--- START Provided data ---
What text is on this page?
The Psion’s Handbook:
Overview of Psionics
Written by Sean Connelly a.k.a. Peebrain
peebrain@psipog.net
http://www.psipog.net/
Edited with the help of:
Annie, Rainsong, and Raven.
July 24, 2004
--- END Provided data ---
▶ **Exercise prompt**: Scan the material above for the word "psipog". Copy each line where it occurs.

▶ **Response to the task**:
peebrain@psipog.net
http://www.psipog.net/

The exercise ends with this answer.